## WHAT YOU HAVE TO DO
Look for "Codebook" in each line of the entries, and return the matching lines.

## ENTRIES
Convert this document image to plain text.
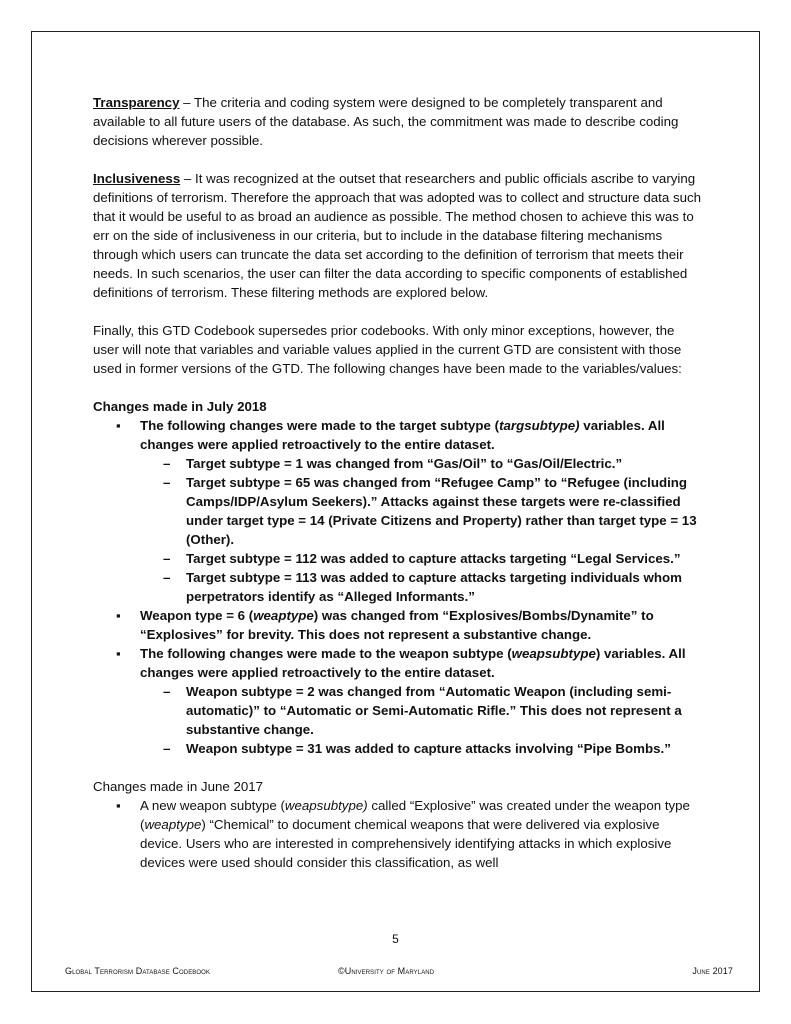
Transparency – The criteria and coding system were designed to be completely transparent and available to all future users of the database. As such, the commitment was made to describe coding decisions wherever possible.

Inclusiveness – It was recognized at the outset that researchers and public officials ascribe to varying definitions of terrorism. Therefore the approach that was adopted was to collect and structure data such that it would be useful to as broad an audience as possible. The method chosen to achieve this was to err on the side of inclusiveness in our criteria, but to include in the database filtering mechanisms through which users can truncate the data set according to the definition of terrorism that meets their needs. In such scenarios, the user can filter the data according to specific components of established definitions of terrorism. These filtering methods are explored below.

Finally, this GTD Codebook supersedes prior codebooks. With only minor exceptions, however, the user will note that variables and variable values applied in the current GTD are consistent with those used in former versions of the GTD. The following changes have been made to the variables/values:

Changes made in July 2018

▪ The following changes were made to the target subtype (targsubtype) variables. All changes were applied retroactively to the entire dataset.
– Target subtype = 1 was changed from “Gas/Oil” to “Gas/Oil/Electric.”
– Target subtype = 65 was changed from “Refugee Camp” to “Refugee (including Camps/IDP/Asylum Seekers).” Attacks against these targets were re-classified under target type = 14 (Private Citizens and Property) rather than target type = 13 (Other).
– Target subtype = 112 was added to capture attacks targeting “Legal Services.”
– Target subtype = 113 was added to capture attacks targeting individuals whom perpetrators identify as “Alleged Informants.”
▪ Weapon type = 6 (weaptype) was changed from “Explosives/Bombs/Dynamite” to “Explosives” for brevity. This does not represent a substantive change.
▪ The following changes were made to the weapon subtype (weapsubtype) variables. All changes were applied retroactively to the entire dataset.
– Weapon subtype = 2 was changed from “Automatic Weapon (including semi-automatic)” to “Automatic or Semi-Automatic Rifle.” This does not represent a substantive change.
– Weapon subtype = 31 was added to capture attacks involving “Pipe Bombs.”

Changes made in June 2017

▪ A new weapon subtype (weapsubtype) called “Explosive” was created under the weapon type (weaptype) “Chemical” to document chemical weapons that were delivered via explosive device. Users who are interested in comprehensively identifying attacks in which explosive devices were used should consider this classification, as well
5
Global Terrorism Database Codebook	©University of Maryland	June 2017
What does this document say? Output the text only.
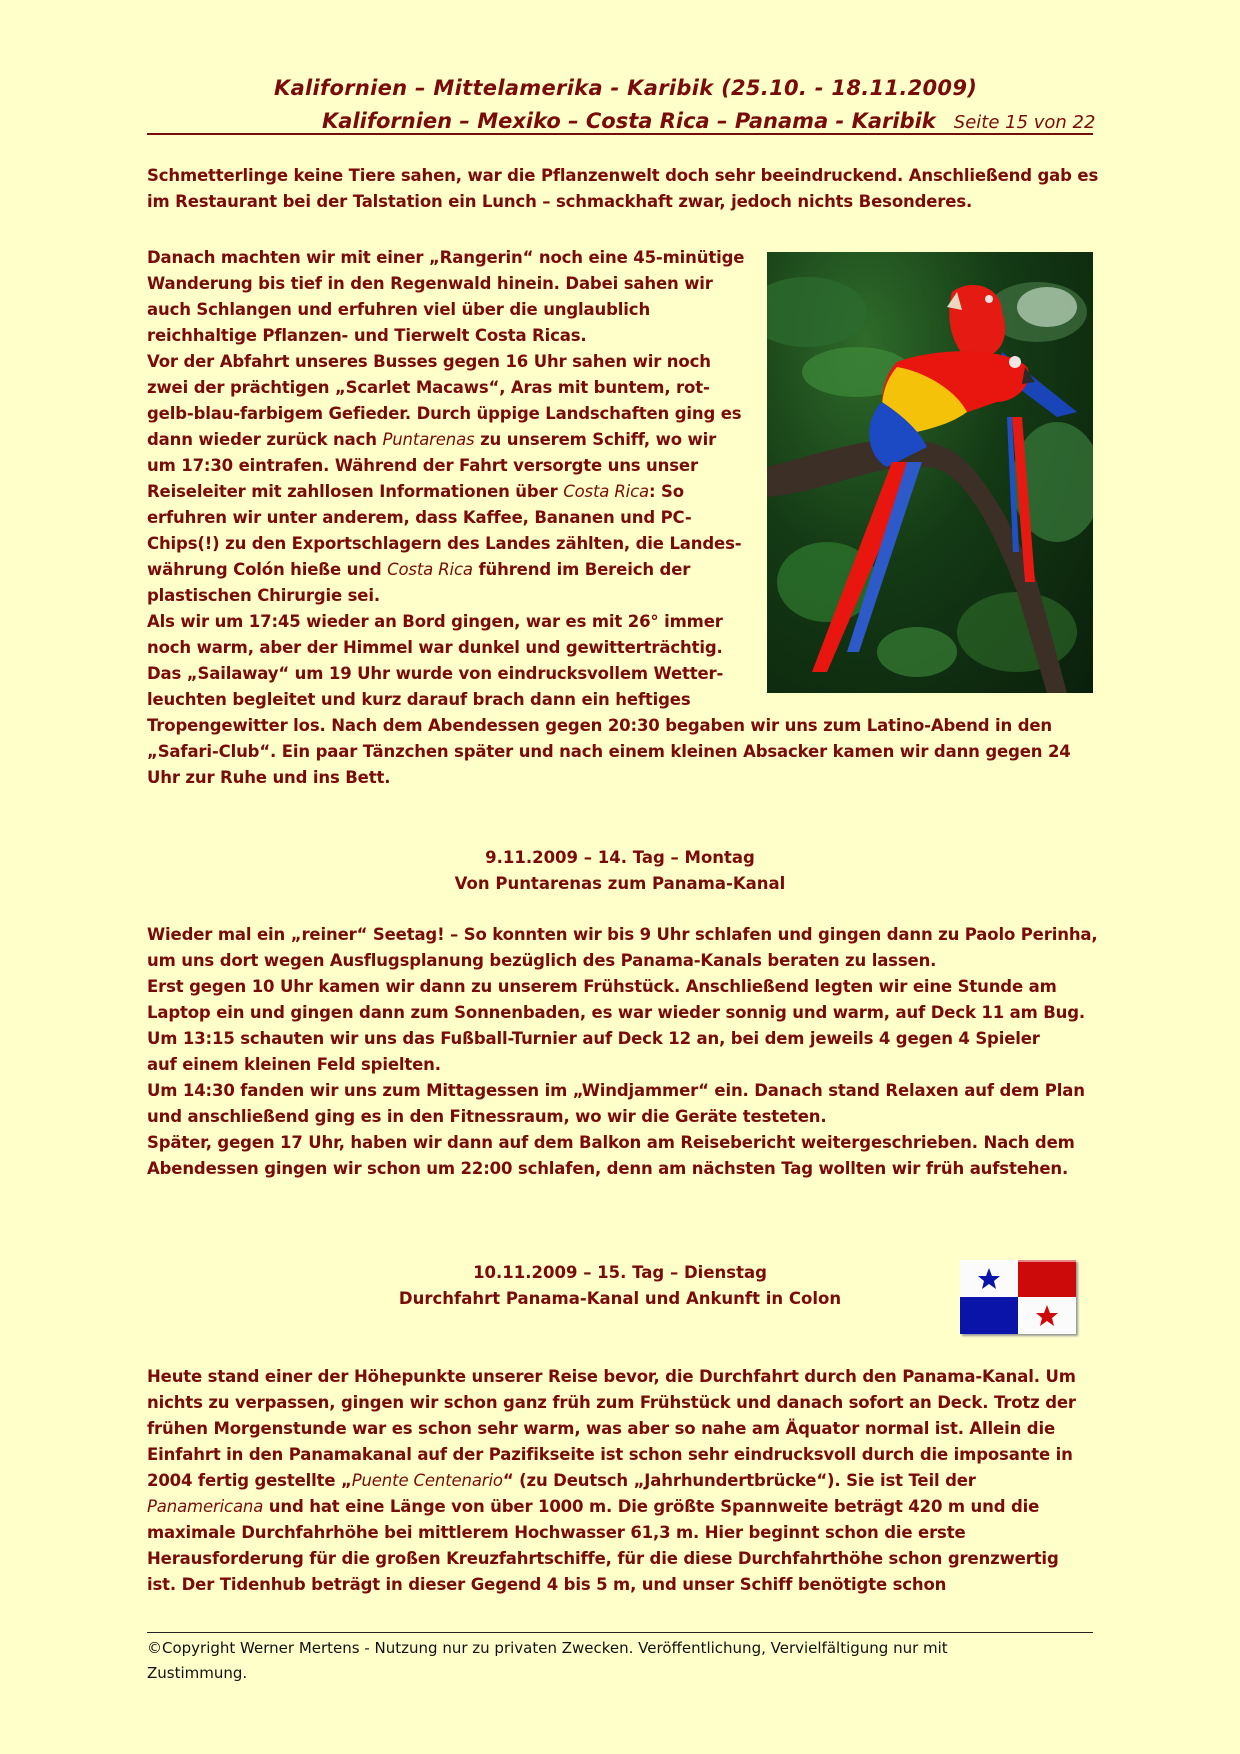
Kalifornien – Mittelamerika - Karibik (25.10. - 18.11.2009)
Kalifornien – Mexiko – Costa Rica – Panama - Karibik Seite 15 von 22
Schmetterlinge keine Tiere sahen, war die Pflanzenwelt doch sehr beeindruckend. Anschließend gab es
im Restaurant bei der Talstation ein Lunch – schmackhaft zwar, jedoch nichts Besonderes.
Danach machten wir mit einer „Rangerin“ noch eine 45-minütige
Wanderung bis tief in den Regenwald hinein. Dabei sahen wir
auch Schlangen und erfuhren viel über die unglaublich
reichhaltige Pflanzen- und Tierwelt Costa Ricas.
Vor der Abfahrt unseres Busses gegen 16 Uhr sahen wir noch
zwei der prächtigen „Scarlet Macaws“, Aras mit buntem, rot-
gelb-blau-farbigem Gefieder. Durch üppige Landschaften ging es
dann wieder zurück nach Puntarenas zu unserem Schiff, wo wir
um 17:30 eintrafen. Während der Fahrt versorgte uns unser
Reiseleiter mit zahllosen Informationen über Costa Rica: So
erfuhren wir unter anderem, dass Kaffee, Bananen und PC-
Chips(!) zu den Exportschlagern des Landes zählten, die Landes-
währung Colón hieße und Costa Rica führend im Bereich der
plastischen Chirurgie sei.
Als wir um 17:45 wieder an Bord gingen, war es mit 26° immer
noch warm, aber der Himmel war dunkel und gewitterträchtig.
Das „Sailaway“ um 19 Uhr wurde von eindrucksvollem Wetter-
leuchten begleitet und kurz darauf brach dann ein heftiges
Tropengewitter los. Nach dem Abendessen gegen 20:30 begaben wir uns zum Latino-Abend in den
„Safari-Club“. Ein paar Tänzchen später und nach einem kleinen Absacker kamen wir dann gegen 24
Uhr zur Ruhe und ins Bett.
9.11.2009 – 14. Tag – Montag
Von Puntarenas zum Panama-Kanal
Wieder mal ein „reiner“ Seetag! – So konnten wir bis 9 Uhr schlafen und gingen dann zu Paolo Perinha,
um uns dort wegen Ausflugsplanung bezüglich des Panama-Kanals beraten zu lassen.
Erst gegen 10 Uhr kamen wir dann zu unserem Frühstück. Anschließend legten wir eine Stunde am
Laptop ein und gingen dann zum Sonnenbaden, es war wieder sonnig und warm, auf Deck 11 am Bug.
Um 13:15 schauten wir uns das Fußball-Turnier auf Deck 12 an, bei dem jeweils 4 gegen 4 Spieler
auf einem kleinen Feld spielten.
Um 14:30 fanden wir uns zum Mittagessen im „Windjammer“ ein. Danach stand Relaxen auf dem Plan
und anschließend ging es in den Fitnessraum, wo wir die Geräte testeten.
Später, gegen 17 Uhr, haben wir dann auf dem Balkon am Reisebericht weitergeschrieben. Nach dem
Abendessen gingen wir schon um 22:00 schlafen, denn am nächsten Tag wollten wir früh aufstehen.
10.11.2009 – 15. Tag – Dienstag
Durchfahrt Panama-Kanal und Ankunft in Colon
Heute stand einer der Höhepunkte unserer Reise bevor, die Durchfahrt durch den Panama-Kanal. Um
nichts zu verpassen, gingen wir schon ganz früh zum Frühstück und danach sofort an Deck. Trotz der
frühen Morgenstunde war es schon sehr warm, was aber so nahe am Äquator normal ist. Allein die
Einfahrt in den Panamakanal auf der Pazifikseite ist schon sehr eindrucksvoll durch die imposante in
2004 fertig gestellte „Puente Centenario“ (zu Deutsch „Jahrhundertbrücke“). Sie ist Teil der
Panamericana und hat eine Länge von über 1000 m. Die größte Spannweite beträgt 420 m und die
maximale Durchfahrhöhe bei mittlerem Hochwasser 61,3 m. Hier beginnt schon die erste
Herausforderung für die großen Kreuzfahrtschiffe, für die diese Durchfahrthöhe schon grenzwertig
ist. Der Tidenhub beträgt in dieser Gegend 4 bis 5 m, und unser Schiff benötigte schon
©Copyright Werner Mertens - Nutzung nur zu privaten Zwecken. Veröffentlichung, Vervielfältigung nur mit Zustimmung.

## THE SOLUTION
Finally, this GTD Codebook supersedes prior codebooks. With only minor exceptions, however, the user will note that variables and variable values applied in the current GTD are consistent with those used in former versions of the GTD. The following changes have been made to the variables/values:
Global Terrorism Database Codebook	©University of Maryland	June 2017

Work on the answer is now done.